TEXT SECTION.
──────────
Page:Popular Science Monthly Volume 72.djvu/341

This page has been proofread, but needs to be validated.

By Professor E. A. BIRGE


AN inland lake has often been compared to a living being, and this has always seemed to me one of the happiest of the attempts to find resemblances between animate and inanimate objects. Unlike many such comparisons, which turn on a single point of resemblance and whose fitness disappears as soon as the objects are viewed from a different position, the appropriateness of this increases rather than diminishes as our knowledge both of lakes and of living beings is enlarged.

The lake, like the organism, has its birth and its periods of growth, maturity, old age and death; and this fact is an obvious one, for of all the larger features of the landscape, the lake is the youngest and the most temporary. Its birth lies in the recent past, and in no very long space of time its existence must come to an end. In any lake district, lakes may be found in all stages of maturity and decay, and many dead lakes will be seen—places where lakes once existed which are now extinct. Lakes show not only the cycle of individual existence, but also the rhythm of seasonal activity. The activity of the lake in summer, both physical and vital, contrasts sharply with its torpidity in winter. And the lake resembles the organism not only in its annual recurrence of activity. The comparison may be pushed farther and extended to the minor fluctuations of the vigor of vital manifestations which characterize lake and organism alike.

In all these points, and in many others, the lake resembles a living being; but in no respect does it resemble an organism more closely than in the topic on which I am going to speak to you, namely, its respiration. In this comparison, the resemblance is rather in processes and operations than in form. The lake is morphologically a very simple creature, resembling rather a gigantic amoeba than a more highly organized being. Perhaps it would be better to compare the lake, for the purpose of this subject, not with the organism as a whole, but with the special respiratory substance of the animal—the blood.

Like the blood of the higher animals, the lake consists of an unorganized fluid—the plasma of the blood and the water of the lake—and of numerous organized and actively living parts—cells in the case

  1. Address of the President at the Thirty-sixth Annual Meeting of the American Fisheries Society, Erie, Pa., July 23-25, 1907.
──────────
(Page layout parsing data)
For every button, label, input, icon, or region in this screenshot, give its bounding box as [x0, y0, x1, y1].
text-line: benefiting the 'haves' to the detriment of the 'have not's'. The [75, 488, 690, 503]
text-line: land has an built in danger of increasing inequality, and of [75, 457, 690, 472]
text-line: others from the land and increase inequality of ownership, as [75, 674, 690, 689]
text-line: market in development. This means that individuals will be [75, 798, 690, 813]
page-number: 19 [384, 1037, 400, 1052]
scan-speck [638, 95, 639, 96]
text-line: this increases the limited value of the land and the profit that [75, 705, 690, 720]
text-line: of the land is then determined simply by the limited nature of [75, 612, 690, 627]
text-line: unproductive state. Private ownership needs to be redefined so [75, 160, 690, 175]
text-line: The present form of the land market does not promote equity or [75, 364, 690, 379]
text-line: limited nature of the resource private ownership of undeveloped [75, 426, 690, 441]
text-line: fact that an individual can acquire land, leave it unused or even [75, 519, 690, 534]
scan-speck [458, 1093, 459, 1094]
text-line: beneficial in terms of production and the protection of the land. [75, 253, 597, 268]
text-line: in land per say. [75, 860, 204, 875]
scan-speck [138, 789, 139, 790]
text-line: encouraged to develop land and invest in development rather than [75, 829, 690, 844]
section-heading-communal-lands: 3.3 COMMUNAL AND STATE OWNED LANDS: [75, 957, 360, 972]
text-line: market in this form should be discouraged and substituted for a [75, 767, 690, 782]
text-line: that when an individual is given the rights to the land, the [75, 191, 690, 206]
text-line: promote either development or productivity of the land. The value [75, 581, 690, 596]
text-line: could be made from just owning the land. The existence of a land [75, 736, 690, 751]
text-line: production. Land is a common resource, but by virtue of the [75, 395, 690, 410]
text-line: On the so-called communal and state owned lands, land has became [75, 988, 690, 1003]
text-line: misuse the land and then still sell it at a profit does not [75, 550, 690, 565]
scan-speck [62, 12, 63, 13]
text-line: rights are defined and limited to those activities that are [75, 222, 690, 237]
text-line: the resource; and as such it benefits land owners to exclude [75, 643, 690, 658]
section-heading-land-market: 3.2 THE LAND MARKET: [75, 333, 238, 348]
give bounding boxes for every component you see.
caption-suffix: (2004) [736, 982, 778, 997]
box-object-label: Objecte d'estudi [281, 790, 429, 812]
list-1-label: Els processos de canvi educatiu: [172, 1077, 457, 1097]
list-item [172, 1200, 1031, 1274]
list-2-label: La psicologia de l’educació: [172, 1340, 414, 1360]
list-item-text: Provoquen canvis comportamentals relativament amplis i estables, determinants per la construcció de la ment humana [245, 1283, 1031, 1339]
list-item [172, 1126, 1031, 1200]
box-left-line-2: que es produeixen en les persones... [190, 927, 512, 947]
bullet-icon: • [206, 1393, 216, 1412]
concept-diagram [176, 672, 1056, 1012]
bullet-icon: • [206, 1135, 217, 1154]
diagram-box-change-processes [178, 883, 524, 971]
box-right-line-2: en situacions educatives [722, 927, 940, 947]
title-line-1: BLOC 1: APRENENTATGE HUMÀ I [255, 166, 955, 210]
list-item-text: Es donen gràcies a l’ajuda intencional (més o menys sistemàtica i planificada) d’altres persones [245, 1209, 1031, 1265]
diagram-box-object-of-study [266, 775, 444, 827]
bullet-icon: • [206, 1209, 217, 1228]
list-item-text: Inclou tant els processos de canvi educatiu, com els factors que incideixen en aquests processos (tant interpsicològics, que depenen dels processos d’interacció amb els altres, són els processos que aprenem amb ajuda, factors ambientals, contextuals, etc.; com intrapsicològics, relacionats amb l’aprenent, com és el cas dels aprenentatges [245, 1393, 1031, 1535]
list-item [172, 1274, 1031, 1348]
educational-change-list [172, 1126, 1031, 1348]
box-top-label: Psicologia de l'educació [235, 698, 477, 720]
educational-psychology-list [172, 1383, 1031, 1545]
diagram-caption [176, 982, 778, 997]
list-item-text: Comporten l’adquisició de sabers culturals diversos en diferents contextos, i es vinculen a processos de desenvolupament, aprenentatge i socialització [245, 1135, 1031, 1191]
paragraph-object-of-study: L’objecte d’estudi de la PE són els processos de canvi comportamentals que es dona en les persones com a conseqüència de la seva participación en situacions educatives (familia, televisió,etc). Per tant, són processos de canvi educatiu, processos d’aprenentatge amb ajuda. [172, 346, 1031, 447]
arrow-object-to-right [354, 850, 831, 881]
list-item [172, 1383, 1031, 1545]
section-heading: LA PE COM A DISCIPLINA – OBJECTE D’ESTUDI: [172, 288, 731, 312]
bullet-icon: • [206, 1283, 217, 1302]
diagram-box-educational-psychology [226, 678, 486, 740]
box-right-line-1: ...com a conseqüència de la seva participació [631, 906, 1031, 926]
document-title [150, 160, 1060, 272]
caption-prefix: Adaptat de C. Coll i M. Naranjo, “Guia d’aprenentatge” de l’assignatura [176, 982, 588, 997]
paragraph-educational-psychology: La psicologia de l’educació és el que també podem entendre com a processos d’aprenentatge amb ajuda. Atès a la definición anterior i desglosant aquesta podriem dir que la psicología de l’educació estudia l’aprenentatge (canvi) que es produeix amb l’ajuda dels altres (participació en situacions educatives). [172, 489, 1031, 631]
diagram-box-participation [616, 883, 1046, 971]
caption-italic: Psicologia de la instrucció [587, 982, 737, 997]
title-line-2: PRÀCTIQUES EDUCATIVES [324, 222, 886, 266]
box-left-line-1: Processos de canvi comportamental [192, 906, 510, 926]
──────────
Print the part of the lake essay that begins at the words "This page has" and stops after "beings is enlarged.". Rely only on the lake essay for your answers.

This page has been proofread, but needs to be validated.

By Professor E. A. BIRGE


AN inland lake has often been compared to a living being, and this has always seemed to me one of the happiest of the attempts to find resemblances between animate and inanimate objects. Unlike many such comparisons, which turn on a single point of resemblance and whose fitness disappears as soon as the objects are viewed from a different position, the appropriateness of this increases rather than diminishes as our knowledge both of lakes and of living beings is enlarged.